Declarative Caching in MotherDuck

2024/10/31

Niclas Haderer

Overview

When you run a query in the MotherDuck UI, the system has to shuttle data between the cloud and your browser. Every round trip adds latency. For interactive data exploration — where you run a query, scan the results, tweak a filter, run it again — those round trips add up fast.

This thesis tackles that problem head-on with a new concept called Accelerated Approximate Views (AAVs). The idea: create a partial, client-side cache of query results that builds in the background. When a subsequent query can be satisfied from the cache, it reads locally instead of round-tripping to the server. The result is lower latency for the interactive exploration patterns that dominate notebook and dashboard use.

AAVs have been implemented in DuckDB and DuckDB Wasm within MotherDuck, with a custom SQL syntax for creating, reading, and managing them.

_Dataset excerpts_.
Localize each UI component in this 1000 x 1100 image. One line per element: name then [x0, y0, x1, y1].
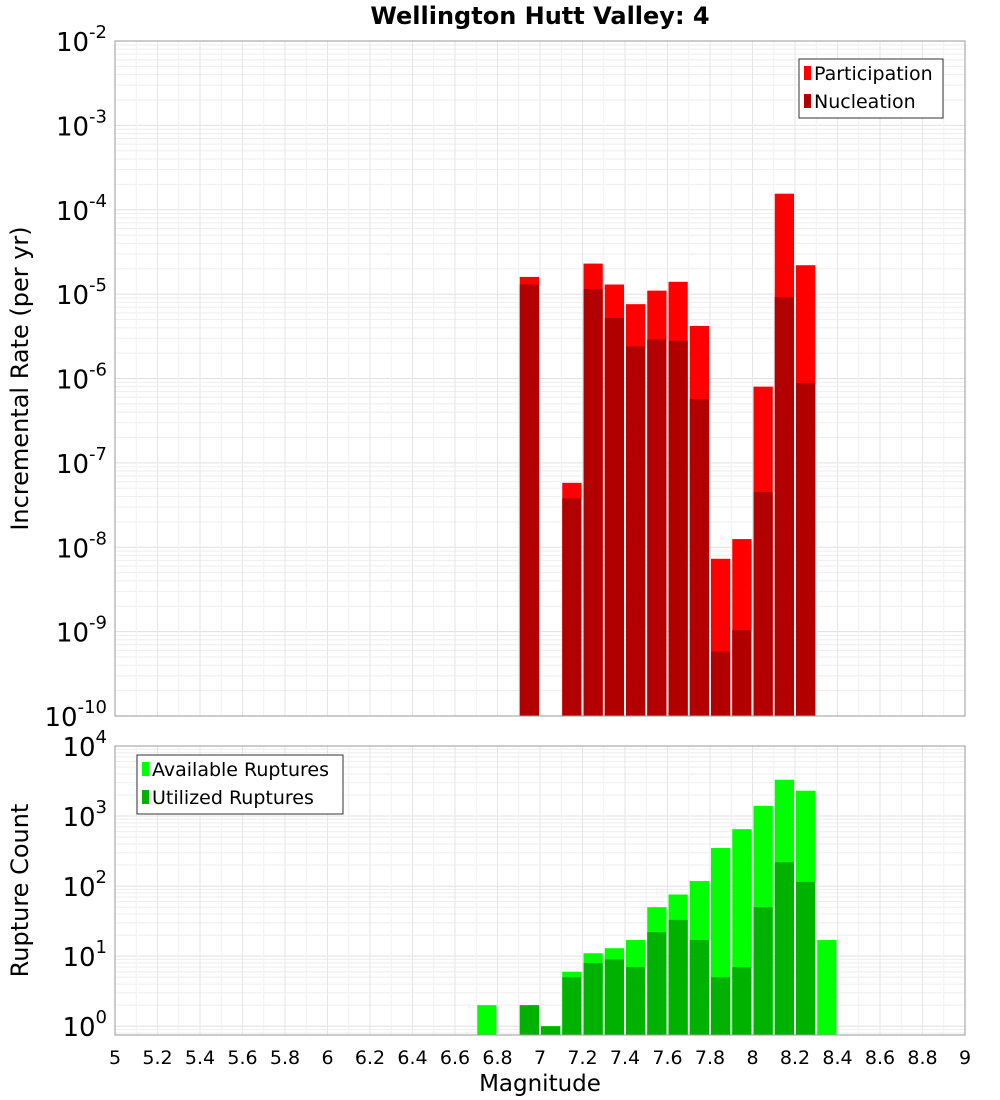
y-tick-label: 102 [62, 867, 107, 903]
bar-utilized-ruptures [753, 907, 773, 1035]
x-tick-label: 5.6 [227, 1047, 257, 1069]
bar-nucleation [774, 297, 794, 716]
bar-utilized-ruptures [668, 919, 688, 1035]
y-tick-label: 103 [62, 797, 107, 833]
legend-swatch [804, 66, 811, 80]
y-tick-label: 10-2 [56, 22, 107, 58]
legend-label: Available Ruptures [152, 759, 329, 781]
plot-border [114, 40, 966, 717]
bar-utilized-ruptures [732, 967, 752, 1035]
x-tick-label: 9 [959, 1047, 971, 1069]
x-tick-label: 8.4 [822, 1047, 852, 1069]
x-tick-label: 6.6 [440, 1047, 470, 1069]
x-axis-label: Magnitude [479, 1071, 601, 1097]
x-tick-label: 7.2 [567, 1047, 597, 1069]
bar-nucleation [668, 340, 688, 716]
bar-utilized-ruptures [711, 977, 731, 1035]
bar-utilized-ruptures [689, 940, 709, 1035]
bar-nucleation [562, 498, 582, 716]
x-tick-label: 8 [746, 1047, 758, 1069]
x-tick-label: 6.2 [355, 1047, 385, 1069]
bar-utilized-ruptures [562, 977, 582, 1035]
x-tick-label: 5 [109, 1047, 121, 1069]
rate-plot [114, 40, 966, 717]
bar-nucleation [732, 630, 752, 716]
bar-nucleation [711, 651, 731, 716]
x-tick-label: 6 [321, 1047, 333, 1069]
x-tick-label: 6.4 [397, 1047, 427, 1069]
bar-utilized-ruptures [604, 959, 624, 1035]
y-tick-label: 10-9 [56, 613, 107, 649]
bar-nucleation [753, 492, 773, 716]
chart-title: Wellington Hutt Valley: 4 [370, 2, 709, 30]
y-tick-label: 10-6 [56, 360, 107, 396]
x-tick-label: 8.6 [865, 1047, 895, 1069]
y-axis-label: Incremental Rate (per yr) [6, 226, 34, 530]
bar-utilized-ruptures [796, 881, 816, 1035]
y-tick-label: 10-8 [56, 528, 107, 564]
bar-nucleation [796, 383, 816, 716]
y-tick-label: 101 [62, 937, 107, 973]
x-tick-label: 7.6 [652, 1047, 682, 1069]
bar-nucleation [519, 284, 539, 716]
bar-available-ruptures [817, 940, 837, 1035]
legend-label: Utilized Ruptures [152, 787, 314, 809]
legend-label: Nucleation [814, 91, 916, 113]
bar-nucleation [647, 339, 667, 716]
legend-box [798, 58, 944, 119]
legend-swatch [142, 762, 149, 776]
bar-nucleation [626, 346, 646, 716]
y-tick-label: 10-3 [56, 106, 107, 142]
x-tick-label: 5.2 [142, 1047, 172, 1069]
x-tick-label: 5.8 [270, 1047, 300, 1069]
y-tick-label: 100 [62, 1007, 107, 1043]
bar-nucleation [604, 318, 624, 716]
x-tick-label: 7.8 [695, 1047, 725, 1069]
x-tick-label: 7 [534, 1047, 546, 1069]
x-tick-label: 8.2 [780, 1047, 810, 1069]
legend-label: Participation [814, 63, 933, 85]
bar-utilized-ruptures [541, 1026, 561, 1035]
bar-utilized-ruptures [583, 962, 603, 1035]
legend-box [136, 754, 344, 815]
x-tick-label: 8.8 [907, 1047, 937, 1069]
y-tick-label: 10-4 [56, 191, 107, 227]
legend-swatch [142, 790, 149, 804]
bar-utilized-ruptures [626, 967, 646, 1035]
y-tick-label: 10-10 [45, 697, 108, 733]
bar-nucleation [689, 399, 709, 716]
bar-utilized-ruptures [519, 1005, 539, 1035]
x-tick-label: 6.8 [482, 1047, 512, 1069]
y-tick-label: 104 [62, 727, 107, 763]
bar-utilized-ruptures [647, 932, 667, 1035]
y-axis-label: Rupture Count [6, 804, 34, 978]
bar-utilized-ruptures [774, 862, 794, 1035]
bar-nucleation [583, 289, 603, 716]
x-tick-label: 7.4 [610, 1047, 640, 1069]
legend-swatch [804, 94, 811, 108]
plot-border [114, 745, 966, 1036]
bar-available-ruptures [477, 1005, 497, 1035]
y-tick-label: 10-5 [56, 275, 107, 311]
y-tick-label: 10-7 [56, 444, 107, 480]
count-plot [114, 745, 966, 1036]
x-tick-label: 5.4 [185, 1047, 215, 1069]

_Stated goal_.
Resume the text on declarative caching in MotherDuck right after its last sentence. The entries aren't needed for this.

_Exercise response_.
PDF: https://homepages.cwi.nl/~boncz/msc/2024-NiclasHaderer.pdf

The Problem

MotherDuck’s hybrid execution model splits queries between client and server. This is powerful — it lets you process data locally when it makes sense, and offload heavy lifting to the cloud when it doesn’t. But it also means query results often need to travel from the cloud to your browser before you can see them.

In the MotherDuck UI, a single SELECT statement triggers multiple follow-up queries: a tabular preview of the data, column-level statistics in the explorer panel, pivot table operations. Each of these re-executes parts of the original query. If the data lives in the cloud, that’s multiple round trips for what feels like one operation.

The old approach used a CREATE TABLE AS SELECT (CTAS) to materialize the full result locally before running follow-up queries against it. This works, but it’s all-or-nothing: you have to wait for the entire result to materialize before seeing anything. For large result sets, that means a long wait before the first row appears.

MotherDuck UI showing hybrid query execution with pivot table and column explorer The MotherDuck UI after executing a SELECT statement, showing the pivot table and column explorer that rely on cached query results.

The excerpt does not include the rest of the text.